TASK PROMPT:
Give the count of lines in the data that include the string "Santos", with no added remarks.
[start of DATA PROVIDED]
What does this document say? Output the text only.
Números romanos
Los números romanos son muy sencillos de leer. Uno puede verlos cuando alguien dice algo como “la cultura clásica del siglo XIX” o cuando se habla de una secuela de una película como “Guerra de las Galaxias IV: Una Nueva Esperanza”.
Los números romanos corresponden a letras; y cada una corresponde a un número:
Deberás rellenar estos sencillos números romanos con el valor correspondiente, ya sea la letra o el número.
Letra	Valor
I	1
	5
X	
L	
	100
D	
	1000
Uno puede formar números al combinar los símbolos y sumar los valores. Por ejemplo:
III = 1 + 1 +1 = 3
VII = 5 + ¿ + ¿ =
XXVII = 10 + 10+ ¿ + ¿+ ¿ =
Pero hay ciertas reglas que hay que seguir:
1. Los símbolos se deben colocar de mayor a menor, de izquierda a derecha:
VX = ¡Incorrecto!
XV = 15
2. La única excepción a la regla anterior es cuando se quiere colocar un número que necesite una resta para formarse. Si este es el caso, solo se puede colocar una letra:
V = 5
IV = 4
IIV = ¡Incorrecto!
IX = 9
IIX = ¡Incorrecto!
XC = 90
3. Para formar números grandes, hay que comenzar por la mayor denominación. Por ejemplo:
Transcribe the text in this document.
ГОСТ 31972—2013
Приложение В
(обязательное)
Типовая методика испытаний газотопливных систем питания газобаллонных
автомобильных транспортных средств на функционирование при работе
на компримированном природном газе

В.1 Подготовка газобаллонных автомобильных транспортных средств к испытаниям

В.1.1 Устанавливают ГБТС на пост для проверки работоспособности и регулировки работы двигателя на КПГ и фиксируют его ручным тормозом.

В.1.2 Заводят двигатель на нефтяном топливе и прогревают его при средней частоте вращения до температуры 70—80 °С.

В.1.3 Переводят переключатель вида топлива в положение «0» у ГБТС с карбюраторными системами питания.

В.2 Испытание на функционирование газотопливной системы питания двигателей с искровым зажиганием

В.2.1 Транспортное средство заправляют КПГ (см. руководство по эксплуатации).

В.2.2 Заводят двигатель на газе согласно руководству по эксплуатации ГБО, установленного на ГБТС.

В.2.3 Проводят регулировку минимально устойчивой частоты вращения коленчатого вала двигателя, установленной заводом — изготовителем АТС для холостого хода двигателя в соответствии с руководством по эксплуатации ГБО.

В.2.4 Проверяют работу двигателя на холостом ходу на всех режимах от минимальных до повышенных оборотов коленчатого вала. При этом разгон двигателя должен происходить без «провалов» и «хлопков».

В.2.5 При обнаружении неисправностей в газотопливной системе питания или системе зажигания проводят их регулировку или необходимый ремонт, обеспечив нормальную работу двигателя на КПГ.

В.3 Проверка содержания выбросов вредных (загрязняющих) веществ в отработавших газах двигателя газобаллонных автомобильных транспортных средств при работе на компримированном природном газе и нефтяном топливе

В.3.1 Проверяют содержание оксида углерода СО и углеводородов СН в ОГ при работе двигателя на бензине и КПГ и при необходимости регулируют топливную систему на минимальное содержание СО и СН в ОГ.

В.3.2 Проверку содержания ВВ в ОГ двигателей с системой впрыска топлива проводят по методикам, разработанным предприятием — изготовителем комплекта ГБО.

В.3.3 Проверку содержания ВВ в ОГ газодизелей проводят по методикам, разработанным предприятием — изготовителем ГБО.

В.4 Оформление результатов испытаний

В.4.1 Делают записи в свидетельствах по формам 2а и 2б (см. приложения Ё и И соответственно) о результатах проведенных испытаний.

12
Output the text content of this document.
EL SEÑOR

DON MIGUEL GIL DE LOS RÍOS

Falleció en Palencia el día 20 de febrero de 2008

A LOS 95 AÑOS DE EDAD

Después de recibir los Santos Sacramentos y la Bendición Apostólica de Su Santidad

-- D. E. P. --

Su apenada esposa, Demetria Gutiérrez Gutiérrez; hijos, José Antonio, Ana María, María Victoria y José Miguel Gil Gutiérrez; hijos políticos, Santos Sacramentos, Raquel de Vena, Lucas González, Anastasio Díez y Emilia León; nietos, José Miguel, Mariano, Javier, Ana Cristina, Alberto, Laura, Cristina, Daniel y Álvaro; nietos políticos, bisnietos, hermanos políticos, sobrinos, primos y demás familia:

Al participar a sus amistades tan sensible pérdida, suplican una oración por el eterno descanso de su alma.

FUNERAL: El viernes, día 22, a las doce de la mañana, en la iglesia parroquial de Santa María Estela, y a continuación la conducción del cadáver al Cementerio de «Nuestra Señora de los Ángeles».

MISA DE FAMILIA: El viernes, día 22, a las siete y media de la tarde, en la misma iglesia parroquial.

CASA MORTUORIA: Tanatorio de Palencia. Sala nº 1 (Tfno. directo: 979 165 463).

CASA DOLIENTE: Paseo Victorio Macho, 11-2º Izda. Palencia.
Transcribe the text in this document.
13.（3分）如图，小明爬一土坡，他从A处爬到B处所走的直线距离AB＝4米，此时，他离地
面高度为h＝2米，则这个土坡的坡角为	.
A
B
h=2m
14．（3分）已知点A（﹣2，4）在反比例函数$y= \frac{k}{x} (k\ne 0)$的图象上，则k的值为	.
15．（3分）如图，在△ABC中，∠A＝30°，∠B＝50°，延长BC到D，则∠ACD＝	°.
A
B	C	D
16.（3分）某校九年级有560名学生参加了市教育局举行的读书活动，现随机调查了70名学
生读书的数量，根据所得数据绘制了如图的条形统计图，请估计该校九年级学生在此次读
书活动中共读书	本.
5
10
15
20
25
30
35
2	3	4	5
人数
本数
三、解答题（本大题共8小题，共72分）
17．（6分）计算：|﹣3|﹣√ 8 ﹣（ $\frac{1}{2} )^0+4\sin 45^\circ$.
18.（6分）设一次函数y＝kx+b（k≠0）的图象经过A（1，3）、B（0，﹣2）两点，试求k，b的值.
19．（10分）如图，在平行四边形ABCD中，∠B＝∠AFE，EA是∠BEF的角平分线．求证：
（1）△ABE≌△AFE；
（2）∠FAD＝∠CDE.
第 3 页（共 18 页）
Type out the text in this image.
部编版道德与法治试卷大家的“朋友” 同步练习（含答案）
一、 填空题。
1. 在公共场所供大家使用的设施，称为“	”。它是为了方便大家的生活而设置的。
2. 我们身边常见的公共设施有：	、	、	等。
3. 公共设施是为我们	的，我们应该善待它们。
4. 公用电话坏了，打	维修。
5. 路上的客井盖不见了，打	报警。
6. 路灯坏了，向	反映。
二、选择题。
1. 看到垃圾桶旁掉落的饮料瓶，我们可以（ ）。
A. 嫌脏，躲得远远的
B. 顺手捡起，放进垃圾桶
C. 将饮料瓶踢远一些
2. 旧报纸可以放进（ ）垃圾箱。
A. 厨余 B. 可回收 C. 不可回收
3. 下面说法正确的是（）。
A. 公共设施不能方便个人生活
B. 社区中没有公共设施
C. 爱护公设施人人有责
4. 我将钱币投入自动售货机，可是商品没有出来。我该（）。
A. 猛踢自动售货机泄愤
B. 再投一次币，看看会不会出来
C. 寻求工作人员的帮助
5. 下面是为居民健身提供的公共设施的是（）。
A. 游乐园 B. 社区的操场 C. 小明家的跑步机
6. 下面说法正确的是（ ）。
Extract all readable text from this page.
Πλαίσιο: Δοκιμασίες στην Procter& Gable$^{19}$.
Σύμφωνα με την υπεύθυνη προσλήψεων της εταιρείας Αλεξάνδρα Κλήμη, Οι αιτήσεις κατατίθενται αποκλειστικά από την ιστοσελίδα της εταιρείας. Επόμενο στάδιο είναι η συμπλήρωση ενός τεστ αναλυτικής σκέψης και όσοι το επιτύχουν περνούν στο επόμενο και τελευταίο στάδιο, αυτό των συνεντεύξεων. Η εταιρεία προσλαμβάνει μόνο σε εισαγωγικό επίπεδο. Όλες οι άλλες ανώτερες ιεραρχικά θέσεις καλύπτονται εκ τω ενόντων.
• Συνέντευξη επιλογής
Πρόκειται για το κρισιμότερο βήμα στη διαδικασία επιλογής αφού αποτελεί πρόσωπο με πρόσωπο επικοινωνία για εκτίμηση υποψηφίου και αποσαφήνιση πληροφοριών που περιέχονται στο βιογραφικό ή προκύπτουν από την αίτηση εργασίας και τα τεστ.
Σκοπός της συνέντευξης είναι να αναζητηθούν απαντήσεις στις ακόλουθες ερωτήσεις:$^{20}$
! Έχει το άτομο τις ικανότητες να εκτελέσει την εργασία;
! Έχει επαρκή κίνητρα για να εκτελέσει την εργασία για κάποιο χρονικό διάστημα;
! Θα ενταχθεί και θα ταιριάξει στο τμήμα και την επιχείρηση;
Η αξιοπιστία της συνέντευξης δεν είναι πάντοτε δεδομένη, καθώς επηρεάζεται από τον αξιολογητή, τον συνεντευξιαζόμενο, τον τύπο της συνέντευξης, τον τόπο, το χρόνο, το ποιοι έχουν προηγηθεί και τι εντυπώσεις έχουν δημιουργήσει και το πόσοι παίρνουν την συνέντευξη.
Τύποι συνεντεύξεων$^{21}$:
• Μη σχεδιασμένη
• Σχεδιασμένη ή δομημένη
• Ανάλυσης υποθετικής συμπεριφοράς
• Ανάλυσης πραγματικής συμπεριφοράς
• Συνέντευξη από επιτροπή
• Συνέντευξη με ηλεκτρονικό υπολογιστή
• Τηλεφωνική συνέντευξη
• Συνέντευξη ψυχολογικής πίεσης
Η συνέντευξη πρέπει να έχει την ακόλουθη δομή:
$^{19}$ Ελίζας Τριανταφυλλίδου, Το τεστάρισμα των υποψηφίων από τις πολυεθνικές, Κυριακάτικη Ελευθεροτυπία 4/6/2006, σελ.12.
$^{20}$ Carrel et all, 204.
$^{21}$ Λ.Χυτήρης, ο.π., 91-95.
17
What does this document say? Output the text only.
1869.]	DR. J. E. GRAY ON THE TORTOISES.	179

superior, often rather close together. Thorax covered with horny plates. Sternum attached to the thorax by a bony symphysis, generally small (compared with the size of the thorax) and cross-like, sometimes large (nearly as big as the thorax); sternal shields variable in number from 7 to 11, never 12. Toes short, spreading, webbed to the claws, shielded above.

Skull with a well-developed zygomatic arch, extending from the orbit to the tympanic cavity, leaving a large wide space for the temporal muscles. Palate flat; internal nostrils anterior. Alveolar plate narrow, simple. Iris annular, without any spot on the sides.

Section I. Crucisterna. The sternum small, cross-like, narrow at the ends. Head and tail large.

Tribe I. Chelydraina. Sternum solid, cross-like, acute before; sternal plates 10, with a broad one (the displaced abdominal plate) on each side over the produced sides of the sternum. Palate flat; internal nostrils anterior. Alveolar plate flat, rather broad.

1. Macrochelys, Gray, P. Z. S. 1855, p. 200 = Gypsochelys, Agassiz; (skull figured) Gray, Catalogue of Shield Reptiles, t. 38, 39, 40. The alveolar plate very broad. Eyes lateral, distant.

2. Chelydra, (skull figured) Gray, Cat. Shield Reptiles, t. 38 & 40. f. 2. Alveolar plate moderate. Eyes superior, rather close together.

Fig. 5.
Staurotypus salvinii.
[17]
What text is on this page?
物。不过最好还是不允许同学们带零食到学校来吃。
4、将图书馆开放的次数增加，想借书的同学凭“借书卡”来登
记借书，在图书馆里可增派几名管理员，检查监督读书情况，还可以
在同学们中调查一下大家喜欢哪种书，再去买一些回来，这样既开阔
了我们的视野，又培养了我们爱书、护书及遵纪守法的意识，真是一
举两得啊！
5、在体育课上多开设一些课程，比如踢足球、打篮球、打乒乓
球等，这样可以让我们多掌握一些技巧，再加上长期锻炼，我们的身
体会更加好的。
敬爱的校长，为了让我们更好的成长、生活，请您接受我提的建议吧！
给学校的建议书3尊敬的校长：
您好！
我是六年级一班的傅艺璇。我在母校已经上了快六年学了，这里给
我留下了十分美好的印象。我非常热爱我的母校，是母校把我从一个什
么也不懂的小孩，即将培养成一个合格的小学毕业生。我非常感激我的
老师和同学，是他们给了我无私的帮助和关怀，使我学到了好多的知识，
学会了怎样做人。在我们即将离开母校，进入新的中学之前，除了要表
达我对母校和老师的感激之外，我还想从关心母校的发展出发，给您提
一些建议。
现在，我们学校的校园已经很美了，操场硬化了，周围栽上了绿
[end of DATA PROVIDED]
THE RESULT:
2